GIVEN EXERCISE: Without the images, write out the whole listing exactly.

______________________________

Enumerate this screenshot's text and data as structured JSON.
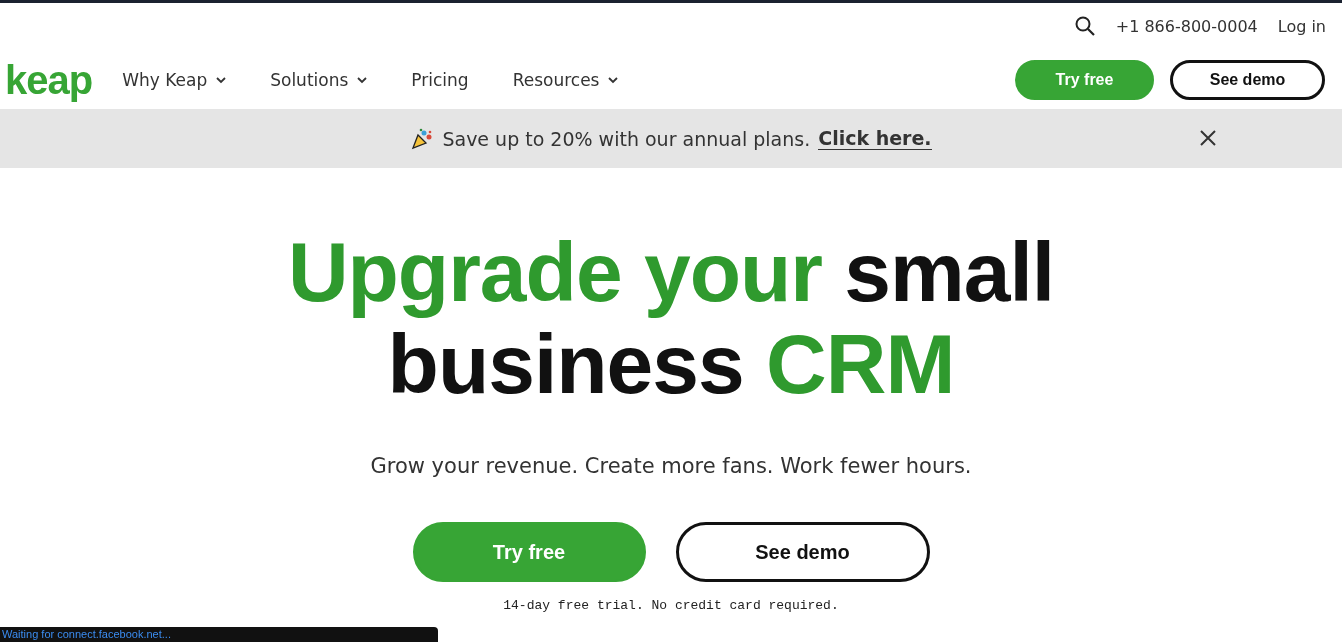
{
  "utility": {
    "phone": "+1 866-800-0004",
    "login": "Log in"
  },
  "nav": {
    "logo": "keap",
    "items": [
      {
        "label": "Why Keap",
        "dropdown": true
      },
      {
        "label": "Solutions",
        "dropdown": true
      },
      {
        "label": "Pricing",
        "dropdown": false
      },
      {
        "label": "Resources",
        "dropdown": true
      }
    ],
    "buttons": [
      {
        "label": "Try free",
        "kind": "primary"
      },
      {
        "label": "See demo",
        "kind": "outline"
      }
    ]
  },
  "banner": {
    "text": "Save up to 20% with our annual plans.",
    "link": "Click here."
  },
  "hero": {
    "lines": [
      [
        {
          "text": "Upgrade your",
          "accent": true
        },
        {
          "text": "small",
          "accent": false
        }
      ],
      [
        {
          "text": "business",
          "accent": false
        },
        {
          "text": "CRM",
          "accent": true
        }
      ]
    ],
    "subtitle": "Grow your revenue. Create more fans. Work fewer hours.",
    "buttons": [
      {
        "label": "Try free",
        "kind": "primary"
      },
      {
        "label": "See demo",
        "kind": "outline"
      }
    ],
    "note": "14-day free trial. No credit card required."
  },
  "status_bar": "Waiting for connect.facebook.net..."
}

______________________________

EXERCISE RESPONSE:
Enumerate this screenshot's text and data as structured JSON.
{
  "utility": {
    "phone": "+1 866-800-0004",
    "login": "Log in"
  },
  "nav": {
    "logo": "keap",
    "items": [
      {
        "label": "Why Keap",
        "dropdown": true
      },
      {
        "label": "Solutions",
        "dropdown": true
      },
      {
        "label": "Pricing",
        "dropdown": false
      },
      {
        "label": "Resources",
        "dropdown": true
      }
    ],
    "buttons": [
      {
        "label": "Try free",
        "kind": "primary"
      },
      {
        "label": "See demo",
        "kind": "outline"
      }
    ]
  },
  "banner": {
    "text": "Save up to 20% with our annual plans.",
    "link": "Click here."
  },
  "hero": {
    "lines": [
      [
        {
          "text": "Upgrade your",
          "accent": true
        },
        {
          "text": "small",
          "accent": false
        }
      ],
      [
        {
          "text": "business",
          "accent": false
        },
        {
          "text": "CRM",
          "accent": true
        }
      ]
    ],
    "subtitle": "Grow your revenue. Create more fans. Work fewer hours.",
    "buttons": [
      {
        "label": "Try free",
        "kind": "primary"
      },
      {
        "label": "See demo",
        "kind": "outline"
      }
    ],
    "note": "14-day free trial. No credit card required."
  },
  "status_bar": "Waiting for connect.facebook.net..."
}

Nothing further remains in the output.